GIVEN INSTRUCTION 1: Extract the binary search tree passage below in full, word for word.

Operations on a BST always start at the root node and work their way down, due of this the maximum time each operation takes is based on how high the tree is. For example a tree with n nodes where there are no right children will take O(n) time, a complete BST however (every level except the last is completely filled, with nodes on the last as left as possible) has the worst case time of O(\log n).

## Time complexity

Operation Description Complexity
Delete Deletes a node given a key O(n)*
Insert Inserts a node with an associated key O(n)*
Search Searches for and returns a node using its key O(n)*

* O(\log n) average case

## Properties

As the name suggests, a BST is a binary tree, only with the following restrictions placed on what nodes can go where:

• For each node x, every value found in the left sub-tree of x is less than or equal to the value found in x.
• For each node x, every value found in the right sub-tree of x is greater than or equal to the value found in x.

## Representation

There are two main ways of representing a binary tree. The first is using node objects that have references to their children. Tree representation

The second is using a regular array and manipulating the index of the node to find its children. The index of the left child of a node is 2i + 1 and the index of the right is 2i + 2 where i is the index of the parent. Array representation

The index of node's parent can also be retrieved with \lfloor(i - 1) / 2\rfloor.

GIVEN INSTRUCTION 2: Please lay out the stretch of entries below, from the first one through the line containing "Bar: [346, 280, 672, 319]", as a Markdown table with columns Row and Line. Number each row and leave out blank lines.

Stored dataset items:

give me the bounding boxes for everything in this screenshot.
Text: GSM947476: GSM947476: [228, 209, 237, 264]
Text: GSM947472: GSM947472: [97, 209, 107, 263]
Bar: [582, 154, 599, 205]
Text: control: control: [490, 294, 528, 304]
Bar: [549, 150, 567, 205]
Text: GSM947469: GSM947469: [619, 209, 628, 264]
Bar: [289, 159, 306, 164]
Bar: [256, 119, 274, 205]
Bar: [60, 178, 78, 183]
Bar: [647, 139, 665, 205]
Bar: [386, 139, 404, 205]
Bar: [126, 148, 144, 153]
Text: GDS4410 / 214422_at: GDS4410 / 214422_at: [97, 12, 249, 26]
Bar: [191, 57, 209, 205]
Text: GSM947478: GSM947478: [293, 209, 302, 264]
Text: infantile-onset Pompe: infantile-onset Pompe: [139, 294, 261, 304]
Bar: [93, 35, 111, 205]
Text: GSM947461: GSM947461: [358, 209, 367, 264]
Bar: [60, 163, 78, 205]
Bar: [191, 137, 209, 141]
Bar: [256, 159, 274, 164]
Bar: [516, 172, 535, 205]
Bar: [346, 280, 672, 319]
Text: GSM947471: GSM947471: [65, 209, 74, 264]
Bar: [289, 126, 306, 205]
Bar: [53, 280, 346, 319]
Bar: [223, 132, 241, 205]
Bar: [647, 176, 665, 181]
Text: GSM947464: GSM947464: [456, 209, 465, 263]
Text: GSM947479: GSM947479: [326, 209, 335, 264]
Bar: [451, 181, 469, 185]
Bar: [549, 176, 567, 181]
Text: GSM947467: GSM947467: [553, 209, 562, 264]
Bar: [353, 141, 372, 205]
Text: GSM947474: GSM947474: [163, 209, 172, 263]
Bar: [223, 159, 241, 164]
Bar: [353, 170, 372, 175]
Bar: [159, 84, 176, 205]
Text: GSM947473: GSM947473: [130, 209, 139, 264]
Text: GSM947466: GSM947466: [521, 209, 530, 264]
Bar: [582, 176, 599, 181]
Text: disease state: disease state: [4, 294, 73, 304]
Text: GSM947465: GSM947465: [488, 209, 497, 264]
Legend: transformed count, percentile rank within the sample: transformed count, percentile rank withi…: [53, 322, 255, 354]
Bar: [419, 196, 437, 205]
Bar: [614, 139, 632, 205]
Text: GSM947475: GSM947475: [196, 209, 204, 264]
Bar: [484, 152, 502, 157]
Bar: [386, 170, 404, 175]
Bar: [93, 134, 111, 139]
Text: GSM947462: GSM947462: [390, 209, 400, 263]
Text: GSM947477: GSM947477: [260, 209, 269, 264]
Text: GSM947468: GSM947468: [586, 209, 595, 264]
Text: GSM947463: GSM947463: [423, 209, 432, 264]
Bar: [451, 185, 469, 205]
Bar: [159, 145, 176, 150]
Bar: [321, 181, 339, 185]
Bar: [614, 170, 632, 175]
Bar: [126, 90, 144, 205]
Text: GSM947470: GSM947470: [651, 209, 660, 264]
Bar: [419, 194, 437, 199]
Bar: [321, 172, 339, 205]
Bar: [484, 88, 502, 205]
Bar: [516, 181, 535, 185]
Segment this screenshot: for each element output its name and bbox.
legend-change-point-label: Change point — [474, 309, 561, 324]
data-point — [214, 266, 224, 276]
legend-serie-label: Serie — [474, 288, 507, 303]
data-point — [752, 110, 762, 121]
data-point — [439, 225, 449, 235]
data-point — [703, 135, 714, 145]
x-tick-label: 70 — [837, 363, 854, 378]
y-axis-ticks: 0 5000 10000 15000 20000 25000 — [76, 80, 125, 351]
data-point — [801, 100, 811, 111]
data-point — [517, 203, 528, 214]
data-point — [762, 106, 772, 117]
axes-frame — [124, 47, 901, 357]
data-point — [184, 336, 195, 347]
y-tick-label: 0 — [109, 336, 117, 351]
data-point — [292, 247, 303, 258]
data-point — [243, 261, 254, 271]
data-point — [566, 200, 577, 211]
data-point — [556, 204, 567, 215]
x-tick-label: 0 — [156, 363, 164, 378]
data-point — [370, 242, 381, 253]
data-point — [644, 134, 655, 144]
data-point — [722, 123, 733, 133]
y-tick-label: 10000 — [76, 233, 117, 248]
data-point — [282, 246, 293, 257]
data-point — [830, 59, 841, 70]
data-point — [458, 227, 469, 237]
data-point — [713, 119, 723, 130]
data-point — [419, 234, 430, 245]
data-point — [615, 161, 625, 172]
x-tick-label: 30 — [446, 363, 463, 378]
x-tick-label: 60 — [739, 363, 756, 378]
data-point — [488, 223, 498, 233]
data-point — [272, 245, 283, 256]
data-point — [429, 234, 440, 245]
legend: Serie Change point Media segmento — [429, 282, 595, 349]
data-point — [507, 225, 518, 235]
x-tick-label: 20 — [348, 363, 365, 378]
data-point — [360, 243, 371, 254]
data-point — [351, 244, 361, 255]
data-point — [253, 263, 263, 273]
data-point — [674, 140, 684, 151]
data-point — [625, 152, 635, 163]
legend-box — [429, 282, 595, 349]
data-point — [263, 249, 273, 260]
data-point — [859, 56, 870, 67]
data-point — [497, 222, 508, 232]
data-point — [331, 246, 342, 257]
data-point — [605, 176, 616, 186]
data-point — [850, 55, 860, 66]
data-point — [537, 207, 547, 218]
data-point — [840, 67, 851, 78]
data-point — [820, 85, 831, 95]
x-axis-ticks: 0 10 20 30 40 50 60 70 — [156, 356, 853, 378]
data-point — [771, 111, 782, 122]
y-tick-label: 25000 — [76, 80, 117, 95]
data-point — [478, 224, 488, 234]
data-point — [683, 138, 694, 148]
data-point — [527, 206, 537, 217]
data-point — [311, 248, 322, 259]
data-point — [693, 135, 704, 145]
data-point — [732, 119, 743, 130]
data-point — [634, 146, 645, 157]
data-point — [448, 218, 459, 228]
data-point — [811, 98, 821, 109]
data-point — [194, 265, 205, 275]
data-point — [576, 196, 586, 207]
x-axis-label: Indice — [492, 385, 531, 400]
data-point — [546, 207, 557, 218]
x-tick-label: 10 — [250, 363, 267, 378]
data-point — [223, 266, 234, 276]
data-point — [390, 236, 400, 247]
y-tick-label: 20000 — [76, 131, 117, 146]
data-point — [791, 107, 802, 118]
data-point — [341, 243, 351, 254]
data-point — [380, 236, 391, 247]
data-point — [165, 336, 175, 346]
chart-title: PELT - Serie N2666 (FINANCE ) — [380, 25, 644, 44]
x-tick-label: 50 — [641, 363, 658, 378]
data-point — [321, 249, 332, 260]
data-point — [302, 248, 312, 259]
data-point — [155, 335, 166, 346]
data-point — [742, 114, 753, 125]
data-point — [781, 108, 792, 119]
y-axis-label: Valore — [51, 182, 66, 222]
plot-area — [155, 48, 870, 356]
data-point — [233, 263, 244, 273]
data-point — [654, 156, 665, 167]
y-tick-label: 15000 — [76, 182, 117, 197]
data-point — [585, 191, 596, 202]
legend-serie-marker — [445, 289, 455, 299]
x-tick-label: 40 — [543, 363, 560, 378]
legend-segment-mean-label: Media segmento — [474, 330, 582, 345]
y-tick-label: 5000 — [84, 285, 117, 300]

REPLY 1:
Operations on a BST always start at the root node and work their way down, due of this the maximum time each operation takes is based on how high the tree is. For example a tree with n nodes where there are no right children will take O(n) time, a complete BST however (every level except the last is completely filled, with nodes on the last as left as possible) has the worst case time of O(\log n).

## Time complexity

Operation Description Complexity
Delete Deletes a node given a key O(n)*
Insert Inserts a node with an associated key O(n)*
Search Searches for and returns a node using its key O(n)*

* O(\log n) average case

## Properties

As the name suggests, a BST is a binary tree, only with the following restrictions placed on what nodes can go where:

• For each node x, every value found in the left sub-tree of x is less than or equal to the value found in x.
• For each node x, every value found in the right sub-tree of x is greater than or equal to the value found in x.

## Representation

There are two main ways of representing a binary tree. The first is using node objects that have references to their children. Tree representation

The second is using a regular array and manipulating the index of the node to find its children. The index of the left child of a node is 2i + 1 and the index of the right is 2i + 2 where i is the index of the parent. Array representation

The index of node's parent can also be retrieved with \lfloor(i - 1) / 2\rfloor.

REPLY 2:
| Row | Line |
|---|---|
| 1 | give me the bounding boxes for everything in this screenshot. |
| 2 | Text: GSM947476: GSM947476: [228, 209, 237, 264] |
| 3 | Text: GSM947472: GSM947472: [97, 209, 107, 263] |
| 4 | Bar: [582, 154, 599, 205] |
| 5 | Text: control: control: [490, 294, 528, 304] |
| 6 | Bar: [549, 150, 567, 205] |
| 7 | Text: GSM947469: GSM947469: [619, 209, 628, 264] |
| 8 | Bar: [289, 159, 306, 164] |
| 9 | Bar: [256, 119, 274, 205] |
| 10 | Bar: [60, 178, 78, 183] |
| 11 | Bar: [647, 139, 665, 205] |
| 12 | Bar: [386, 139, 404, 205] |
| 13 | Bar: [126, 148, 144, 153] |
| 14 | Text: GDS4410 / 214422_at: GDS4410 / 214422_at: [97, 12, 249, 26] |
| 15 | Bar: [191, 57, 209, 205] |
| 16 | Text: GSM947478: GSM947478: [293, 209, 302, 264] |
| 17 | Text: infantile-onset Pompe: infantile-onset Pompe: [139, 294, 261, 304] |
| 18 | Bar: [93, 35, 111, 205] |
| 19 | Text: GSM947461: GSM947461: [358, 209, 367, 264] |
| 20 | Bar: [60, 163, 78, 205] |
| 21 | Bar: [191, 137, 209, 141] |
| 22 | Bar: [256, 159, 274, 164] |
| 23 | Bar: [516, 172, 535, 205] |
| 24 | Bar: [346, 280, 672, 319] |